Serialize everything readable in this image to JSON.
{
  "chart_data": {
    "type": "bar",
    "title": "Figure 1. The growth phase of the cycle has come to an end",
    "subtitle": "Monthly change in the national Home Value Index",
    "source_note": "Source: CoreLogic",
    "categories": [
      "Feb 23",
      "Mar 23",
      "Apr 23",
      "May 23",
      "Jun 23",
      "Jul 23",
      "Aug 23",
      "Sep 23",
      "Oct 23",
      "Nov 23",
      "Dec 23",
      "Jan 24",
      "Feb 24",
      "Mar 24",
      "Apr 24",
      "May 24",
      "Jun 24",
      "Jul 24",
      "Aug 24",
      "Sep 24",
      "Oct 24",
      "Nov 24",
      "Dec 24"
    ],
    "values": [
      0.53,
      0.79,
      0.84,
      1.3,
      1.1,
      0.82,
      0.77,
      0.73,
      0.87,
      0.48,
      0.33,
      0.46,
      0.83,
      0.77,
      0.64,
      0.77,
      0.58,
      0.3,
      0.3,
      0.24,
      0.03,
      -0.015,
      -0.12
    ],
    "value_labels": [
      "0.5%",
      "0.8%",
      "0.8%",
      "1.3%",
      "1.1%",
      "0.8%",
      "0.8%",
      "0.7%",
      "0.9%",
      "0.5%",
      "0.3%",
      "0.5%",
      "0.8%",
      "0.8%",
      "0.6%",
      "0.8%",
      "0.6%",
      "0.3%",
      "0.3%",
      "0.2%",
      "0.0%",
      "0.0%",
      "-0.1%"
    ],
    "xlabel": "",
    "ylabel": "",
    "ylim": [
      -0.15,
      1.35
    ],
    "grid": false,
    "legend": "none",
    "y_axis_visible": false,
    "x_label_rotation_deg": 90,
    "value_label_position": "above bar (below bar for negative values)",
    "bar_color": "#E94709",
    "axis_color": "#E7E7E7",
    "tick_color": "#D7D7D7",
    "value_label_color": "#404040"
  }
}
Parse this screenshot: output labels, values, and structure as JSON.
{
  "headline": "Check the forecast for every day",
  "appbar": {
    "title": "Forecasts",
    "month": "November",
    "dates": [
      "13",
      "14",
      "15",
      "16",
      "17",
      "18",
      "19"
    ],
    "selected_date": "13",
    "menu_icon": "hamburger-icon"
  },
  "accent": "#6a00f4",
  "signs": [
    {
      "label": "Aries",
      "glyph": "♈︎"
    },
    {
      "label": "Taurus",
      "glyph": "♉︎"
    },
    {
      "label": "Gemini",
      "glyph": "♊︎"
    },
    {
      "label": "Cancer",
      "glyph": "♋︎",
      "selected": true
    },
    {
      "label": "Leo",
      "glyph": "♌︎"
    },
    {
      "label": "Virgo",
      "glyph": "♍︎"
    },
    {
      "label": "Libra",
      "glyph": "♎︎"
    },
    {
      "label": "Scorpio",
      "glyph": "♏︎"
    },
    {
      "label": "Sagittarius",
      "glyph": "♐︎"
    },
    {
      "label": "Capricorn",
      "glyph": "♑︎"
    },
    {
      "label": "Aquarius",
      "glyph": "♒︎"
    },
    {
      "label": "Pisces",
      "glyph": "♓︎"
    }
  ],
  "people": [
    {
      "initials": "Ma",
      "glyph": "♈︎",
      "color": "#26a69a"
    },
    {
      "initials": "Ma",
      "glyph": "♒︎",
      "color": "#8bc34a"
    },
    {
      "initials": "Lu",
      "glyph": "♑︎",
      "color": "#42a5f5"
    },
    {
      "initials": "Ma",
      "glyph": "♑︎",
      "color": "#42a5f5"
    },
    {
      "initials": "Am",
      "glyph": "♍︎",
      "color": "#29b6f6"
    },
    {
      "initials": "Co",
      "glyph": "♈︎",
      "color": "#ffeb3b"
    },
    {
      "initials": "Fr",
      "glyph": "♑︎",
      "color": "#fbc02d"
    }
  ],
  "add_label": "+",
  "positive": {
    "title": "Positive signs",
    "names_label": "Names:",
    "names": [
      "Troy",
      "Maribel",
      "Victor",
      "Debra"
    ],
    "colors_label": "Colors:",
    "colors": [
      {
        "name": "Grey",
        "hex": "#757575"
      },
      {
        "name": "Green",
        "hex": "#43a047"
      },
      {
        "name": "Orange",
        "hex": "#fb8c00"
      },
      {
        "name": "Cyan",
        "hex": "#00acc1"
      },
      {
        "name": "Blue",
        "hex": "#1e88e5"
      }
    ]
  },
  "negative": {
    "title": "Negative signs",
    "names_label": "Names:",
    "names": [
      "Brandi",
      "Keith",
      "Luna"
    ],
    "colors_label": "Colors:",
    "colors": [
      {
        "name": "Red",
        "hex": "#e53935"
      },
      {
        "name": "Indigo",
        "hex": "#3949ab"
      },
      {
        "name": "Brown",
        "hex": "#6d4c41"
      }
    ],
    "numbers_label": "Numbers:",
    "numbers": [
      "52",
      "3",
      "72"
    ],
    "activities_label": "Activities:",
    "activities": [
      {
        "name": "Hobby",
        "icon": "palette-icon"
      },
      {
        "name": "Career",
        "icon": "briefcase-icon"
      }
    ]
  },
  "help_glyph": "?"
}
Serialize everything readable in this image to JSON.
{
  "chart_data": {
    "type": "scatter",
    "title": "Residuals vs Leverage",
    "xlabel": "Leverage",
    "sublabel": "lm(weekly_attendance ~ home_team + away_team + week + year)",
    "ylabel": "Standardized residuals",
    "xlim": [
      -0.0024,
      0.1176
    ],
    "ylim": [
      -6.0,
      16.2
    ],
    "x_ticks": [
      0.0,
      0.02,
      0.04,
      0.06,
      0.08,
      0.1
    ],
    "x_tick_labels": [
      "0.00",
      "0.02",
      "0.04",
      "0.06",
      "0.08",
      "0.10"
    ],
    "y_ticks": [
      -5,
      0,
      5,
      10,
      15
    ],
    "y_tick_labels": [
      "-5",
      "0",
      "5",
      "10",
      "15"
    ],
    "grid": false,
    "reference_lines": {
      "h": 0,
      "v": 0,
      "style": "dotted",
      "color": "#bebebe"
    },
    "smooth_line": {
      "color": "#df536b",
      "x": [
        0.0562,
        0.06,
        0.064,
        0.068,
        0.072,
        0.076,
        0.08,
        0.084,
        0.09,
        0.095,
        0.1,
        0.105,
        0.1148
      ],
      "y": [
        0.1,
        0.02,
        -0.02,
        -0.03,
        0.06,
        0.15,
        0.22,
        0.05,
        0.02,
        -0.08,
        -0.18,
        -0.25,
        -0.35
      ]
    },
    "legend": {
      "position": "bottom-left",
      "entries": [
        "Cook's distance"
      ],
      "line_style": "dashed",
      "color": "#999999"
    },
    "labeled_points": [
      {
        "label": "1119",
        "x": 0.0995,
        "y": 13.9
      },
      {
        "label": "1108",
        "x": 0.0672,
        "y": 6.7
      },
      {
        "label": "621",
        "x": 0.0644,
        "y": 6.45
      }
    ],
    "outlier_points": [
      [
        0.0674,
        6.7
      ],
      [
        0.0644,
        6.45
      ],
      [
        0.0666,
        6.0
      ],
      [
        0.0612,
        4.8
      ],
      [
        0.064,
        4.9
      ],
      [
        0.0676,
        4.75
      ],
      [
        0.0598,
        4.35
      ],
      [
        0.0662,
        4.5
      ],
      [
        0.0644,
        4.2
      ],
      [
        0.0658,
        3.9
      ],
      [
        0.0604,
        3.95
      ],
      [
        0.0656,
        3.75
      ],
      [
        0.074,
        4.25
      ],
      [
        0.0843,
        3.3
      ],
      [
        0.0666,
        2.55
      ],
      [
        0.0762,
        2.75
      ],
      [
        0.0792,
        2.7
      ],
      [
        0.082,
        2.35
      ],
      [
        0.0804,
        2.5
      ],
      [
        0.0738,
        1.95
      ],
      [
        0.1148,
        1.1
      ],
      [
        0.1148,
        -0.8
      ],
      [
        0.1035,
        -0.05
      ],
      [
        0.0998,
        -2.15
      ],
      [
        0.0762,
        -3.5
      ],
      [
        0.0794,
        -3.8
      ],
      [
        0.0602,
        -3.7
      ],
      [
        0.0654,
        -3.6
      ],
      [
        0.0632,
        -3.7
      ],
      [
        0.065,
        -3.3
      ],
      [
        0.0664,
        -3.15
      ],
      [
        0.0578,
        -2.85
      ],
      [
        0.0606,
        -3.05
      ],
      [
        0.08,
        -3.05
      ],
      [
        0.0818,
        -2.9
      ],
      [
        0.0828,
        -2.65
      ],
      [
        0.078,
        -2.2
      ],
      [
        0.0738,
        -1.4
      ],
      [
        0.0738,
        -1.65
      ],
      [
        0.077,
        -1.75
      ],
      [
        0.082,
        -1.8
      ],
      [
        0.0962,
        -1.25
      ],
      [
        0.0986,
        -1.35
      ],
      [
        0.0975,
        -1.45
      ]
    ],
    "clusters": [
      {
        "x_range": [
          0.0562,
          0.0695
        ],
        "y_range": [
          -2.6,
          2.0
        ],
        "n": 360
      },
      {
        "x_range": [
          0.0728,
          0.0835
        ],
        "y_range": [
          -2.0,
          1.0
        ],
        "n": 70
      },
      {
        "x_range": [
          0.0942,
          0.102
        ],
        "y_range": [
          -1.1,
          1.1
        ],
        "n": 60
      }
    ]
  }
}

AIM OF THE TASK - Find every line in the entries that includes the word "signs", then state how many there are and nothing else.

SOLUTION TO THIS EXERCISE - 3